**SHORT EXERCISE**
In full and without deviation, write out the entries that follow.

Saved data entries:
# # # #
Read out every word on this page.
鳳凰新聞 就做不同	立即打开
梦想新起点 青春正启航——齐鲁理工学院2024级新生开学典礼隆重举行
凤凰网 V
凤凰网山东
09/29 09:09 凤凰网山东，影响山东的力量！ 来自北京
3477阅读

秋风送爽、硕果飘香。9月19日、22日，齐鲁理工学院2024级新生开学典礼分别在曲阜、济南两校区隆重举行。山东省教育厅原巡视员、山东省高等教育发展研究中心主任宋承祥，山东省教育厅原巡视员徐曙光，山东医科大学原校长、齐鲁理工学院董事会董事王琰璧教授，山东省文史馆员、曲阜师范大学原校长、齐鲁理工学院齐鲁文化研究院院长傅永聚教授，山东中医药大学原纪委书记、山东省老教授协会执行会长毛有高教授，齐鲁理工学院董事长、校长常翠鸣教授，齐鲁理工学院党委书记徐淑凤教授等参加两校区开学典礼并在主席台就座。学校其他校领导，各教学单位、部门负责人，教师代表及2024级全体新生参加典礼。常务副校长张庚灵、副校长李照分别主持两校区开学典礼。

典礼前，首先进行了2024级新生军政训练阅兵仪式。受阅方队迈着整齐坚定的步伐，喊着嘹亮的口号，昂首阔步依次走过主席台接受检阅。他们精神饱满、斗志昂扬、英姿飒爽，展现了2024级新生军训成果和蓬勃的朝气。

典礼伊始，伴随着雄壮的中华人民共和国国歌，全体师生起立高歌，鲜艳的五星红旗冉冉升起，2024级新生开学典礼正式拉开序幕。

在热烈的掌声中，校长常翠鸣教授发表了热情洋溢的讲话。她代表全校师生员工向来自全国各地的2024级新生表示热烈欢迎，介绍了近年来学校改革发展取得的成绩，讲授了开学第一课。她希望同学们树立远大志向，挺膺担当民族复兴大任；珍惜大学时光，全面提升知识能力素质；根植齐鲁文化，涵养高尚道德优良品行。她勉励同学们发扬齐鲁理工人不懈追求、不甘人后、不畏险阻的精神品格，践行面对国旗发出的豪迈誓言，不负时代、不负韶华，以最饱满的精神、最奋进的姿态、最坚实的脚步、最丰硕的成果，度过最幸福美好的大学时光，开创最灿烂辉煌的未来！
# # # #
**ANSWER TO THIS EXERCISE**
Read out every word on this page.
鳳凰新聞 就做不同	立即打开
梦想新起点 青春正启航——齐鲁理工学院2024级新生开学典礼隆重举行
凤凰网 V
凤凰网山东
09/29 09:09 凤凰网山东，影响山东的力量！ 来自北京
3477阅读

秋风送爽、硕果飘香。9月19日、22日，齐鲁理工学院2024级新生开学典礼分别在曲阜、济南两校区隆重举行。山东省教育厅原巡视员、山东省高等教育发展研究中心主任宋承祥，山东省教育厅原巡视员徐曙光，山东医科大学原校长、齐鲁理工学院董事会董事王琰璧教授，山东省文史馆员、曲阜师范大学原校长、齐鲁理工学院齐鲁文化研究院院长傅永聚教授，山东中医药大学原纪委书记、山东省老教授协会执行会长毛有高教授，齐鲁理工学院董事长、校长常翠鸣教授，齐鲁理工学院党委书记徐淑凤教授等参加两校区开学典礼并在主席台就座。学校其他校领导，各教学单位、部门负责人，教师代表及2024级全体新生参加典礼。常务副校长张庚灵、副校长李照分别主持两校区开学典礼。

典礼前，首先进行了2024级新生军政训练阅兵仪式。受阅方队迈着整齐坚定的步伐，喊着嘹亮的口号，昂首阔步依次走过主席台接受检阅。他们精神饱满、斗志昂扬、英姿飒爽，展现了2024级新生军训成果和蓬勃的朝气。

典礼伊始，伴随着雄壮的中华人民共和国国歌，全体师生起立高歌，鲜艳的五星红旗冉冉升起，2024级新生开学典礼正式拉开序幕。

在热烈的掌声中，校长常翠鸣教授发表了热情洋溢的讲话。她代表全校师生员工向来自全国各地的2024级新生表示热烈欢迎，介绍了近年来学校改革发展取得的成绩，讲授了开学第一课。她希望同学们树立远大志向，挺膺担当民族复兴大任；珍惜大学时光，全面提升知识能力素质；根植齐鲁文化，涵养高尚道德优良品行。她勉励同学们发扬齐鲁理工人不懈追求、不甘人后、不畏险阻的精神品格，践行面对国旗发出的豪迈誓言，不负时代、不负韶华，以最饱满的精神、最奋进的姿态、最坚实的脚步、最丰硕的成果，度过最幸福美好的大学时光，开创最灿烂辉煌的未来！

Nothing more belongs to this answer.